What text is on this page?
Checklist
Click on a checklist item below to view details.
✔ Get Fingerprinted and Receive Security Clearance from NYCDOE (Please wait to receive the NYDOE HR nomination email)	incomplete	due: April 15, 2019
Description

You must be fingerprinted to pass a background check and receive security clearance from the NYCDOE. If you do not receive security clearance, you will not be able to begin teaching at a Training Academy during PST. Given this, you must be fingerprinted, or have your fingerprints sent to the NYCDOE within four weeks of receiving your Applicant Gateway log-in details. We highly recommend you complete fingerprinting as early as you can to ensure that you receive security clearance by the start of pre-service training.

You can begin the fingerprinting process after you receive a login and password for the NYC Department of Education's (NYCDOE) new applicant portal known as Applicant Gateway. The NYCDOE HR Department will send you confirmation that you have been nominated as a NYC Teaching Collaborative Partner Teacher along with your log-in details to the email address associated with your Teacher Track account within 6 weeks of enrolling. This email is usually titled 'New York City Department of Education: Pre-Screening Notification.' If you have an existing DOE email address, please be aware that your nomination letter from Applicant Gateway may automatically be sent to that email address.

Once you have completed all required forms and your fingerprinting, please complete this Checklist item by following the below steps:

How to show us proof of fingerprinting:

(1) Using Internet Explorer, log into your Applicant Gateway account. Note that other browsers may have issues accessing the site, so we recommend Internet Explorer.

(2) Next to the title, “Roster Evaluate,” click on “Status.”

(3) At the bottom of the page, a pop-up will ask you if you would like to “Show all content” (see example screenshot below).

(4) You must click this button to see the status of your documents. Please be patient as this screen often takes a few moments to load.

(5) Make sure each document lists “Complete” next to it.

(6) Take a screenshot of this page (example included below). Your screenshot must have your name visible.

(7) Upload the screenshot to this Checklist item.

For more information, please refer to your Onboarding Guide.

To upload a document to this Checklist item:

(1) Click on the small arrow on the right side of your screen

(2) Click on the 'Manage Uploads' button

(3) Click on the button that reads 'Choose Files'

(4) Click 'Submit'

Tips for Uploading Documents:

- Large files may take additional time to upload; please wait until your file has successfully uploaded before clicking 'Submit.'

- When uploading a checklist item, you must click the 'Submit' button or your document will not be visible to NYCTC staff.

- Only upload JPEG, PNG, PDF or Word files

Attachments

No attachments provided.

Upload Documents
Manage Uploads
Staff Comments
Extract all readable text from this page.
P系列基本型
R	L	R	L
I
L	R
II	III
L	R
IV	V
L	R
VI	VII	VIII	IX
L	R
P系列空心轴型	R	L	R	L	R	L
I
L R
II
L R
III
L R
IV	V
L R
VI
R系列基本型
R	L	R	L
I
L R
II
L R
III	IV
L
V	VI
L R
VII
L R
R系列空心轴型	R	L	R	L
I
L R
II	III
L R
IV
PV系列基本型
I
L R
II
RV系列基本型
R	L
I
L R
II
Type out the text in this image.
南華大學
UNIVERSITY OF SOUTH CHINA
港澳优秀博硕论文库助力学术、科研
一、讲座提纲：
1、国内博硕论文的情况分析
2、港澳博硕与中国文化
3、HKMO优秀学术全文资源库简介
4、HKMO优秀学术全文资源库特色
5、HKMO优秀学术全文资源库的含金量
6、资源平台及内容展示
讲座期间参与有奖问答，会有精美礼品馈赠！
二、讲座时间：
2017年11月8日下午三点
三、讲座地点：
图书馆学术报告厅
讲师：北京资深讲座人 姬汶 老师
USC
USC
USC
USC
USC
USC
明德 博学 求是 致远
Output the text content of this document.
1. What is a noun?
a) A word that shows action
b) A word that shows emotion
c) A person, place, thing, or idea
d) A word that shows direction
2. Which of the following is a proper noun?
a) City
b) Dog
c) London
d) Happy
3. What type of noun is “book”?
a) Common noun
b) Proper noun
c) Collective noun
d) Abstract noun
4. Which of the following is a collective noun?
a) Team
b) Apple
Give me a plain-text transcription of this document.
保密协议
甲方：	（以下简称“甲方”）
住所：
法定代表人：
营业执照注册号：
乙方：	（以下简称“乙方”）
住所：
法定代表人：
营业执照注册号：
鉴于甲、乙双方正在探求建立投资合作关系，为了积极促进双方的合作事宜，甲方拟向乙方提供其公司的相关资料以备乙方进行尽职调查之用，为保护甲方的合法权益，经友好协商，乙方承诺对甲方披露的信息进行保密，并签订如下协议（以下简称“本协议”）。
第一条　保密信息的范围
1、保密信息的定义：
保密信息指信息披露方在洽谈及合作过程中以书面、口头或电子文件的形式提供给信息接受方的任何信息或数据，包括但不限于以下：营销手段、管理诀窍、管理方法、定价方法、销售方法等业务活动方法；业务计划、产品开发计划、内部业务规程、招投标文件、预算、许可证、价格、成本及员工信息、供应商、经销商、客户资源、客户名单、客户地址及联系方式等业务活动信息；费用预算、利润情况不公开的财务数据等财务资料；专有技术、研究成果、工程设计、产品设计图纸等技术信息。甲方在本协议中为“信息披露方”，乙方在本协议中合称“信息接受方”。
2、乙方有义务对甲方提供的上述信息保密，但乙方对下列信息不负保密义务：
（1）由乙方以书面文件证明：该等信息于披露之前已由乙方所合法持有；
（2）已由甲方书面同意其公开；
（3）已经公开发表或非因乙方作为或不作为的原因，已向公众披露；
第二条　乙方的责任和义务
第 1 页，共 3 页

────

:: AIM OF THE TASK ::
Say how many lines in this material hold "must", and say nothing else.

:: OUTPUT ::
4